Dataset items
┌────────

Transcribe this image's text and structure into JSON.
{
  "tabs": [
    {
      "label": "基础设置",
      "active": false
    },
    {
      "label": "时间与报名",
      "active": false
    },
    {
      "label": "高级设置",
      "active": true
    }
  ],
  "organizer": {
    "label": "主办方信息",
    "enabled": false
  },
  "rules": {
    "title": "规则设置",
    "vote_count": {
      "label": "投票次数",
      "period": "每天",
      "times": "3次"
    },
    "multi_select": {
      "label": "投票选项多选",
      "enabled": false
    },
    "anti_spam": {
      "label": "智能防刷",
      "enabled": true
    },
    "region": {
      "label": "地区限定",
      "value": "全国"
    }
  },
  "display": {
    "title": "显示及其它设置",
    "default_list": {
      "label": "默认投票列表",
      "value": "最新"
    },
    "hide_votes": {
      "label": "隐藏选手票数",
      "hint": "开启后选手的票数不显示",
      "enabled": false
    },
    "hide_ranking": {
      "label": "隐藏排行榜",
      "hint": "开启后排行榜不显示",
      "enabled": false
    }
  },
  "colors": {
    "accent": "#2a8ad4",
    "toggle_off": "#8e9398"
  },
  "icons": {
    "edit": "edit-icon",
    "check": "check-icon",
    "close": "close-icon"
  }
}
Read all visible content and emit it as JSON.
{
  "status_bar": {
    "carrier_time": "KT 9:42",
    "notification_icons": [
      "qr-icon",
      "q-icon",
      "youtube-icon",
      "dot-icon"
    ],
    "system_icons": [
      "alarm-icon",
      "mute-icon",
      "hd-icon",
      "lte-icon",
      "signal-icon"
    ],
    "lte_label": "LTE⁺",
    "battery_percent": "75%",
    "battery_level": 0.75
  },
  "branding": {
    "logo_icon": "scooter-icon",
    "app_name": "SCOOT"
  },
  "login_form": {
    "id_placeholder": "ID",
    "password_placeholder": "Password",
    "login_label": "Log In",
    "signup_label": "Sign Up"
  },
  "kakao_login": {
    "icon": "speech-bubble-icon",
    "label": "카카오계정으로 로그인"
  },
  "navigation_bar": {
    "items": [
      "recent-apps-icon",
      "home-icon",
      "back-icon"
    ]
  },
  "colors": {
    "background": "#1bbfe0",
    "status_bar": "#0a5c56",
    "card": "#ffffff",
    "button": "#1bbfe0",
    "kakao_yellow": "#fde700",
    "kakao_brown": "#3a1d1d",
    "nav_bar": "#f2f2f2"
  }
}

└────────

• [EXERCISE]:
Reproduce each line of the material above precisely.

• [ANSWER BELOW]:
Transcribe this image's text and structure into JSON.
{
  "tabs": [
    {
      "label": "基础设置",
      "active": false
    },
    {
      "label": "时间与报名",
      "active": false
    },
    {
      "label": "高级设置",
      "active": true
    }
  ],
  "organizer": {
    "label": "主办方信息",
    "enabled": false
  },
  "rules": {
    "title": "规则设置",
    "vote_count": {
      "label": "投票次数",
      "period": "每天",
      "times": "3次"
    },
    "multi_select": {
      "label": "投票选项多选",
      "enabled": false
    },
    "anti_spam": {
      "label": "智能防刷",
      "enabled": true
    },
    "region": {
      "label": "地区限定",
      "value": "全国"
    }
  },
  "display": {
    "title": "显示及其它设置",
    "default_list": {
      "label": "默认投票列表",
      "value": "最新"
    },
    "hide_votes": {
      "label": "隐藏选手票数",
      "hint": "开启后选手的票数不显示",
      "enabled": false
    },
    "hide_ranking": {
      "label": "隐藏排行榜",
      "hint": "开启后排行榜不显示",
      "enabled": false
    }
  },
  "colors": {
    "accent": "#2a8ad4",
    "toggle_off": "#8e9398"
  },
  "icons": {
    "edit": "edit-icon",
    "check": "check-icon",
    "close": "close-icon"
  }
}
Read all visible content and emit it as JSON.
{
  "status_bar": {
    "carrier_time": "KT 9:42",
    "notification_icons": [
      "qr-icon",
      "q-icon",
      "youtube-icon",
      "dot-icon"
    ],
    "system_icons": [
      "alarm-icon",
      "mute-icon",
      "hd-icon",
      "lte-icon",
      "signal-icon"
    ],
    "lte_label": "LTE⁺",
    "battery_percent": "75%",
    "battery_level": 0.75
  },
  "branding": {
    "logo_icon": "scooter-icon",
    "app_name": "SCOOT"
  },
  "login_form": {
    "id_placeholder": "ID",
    "password_placeholder": "Password",
    "login_label": "Log In",
    "signup_label": "Sign Up"
  },
  "kakao_login": {
    "icon": "speech-bubble-icon",
    "label": "카카오계정으로 로그인"
  },
  "navigation_bar": {
    "items": [
      "recent-apps-icon",
      "home-icon",
      "back-icon"
    ]
  },
  "colors": {
    "background": "#1bbfe0",
    "status_bar": "#0a5c56",
    "card": "#ffffff",
    "button": "#1bbfe0",
    "kakao_yellow": "#fde700",
    "kakao_brown": "#3a1d1d",
    "nav_bar": "#f2f2f2"
  }
}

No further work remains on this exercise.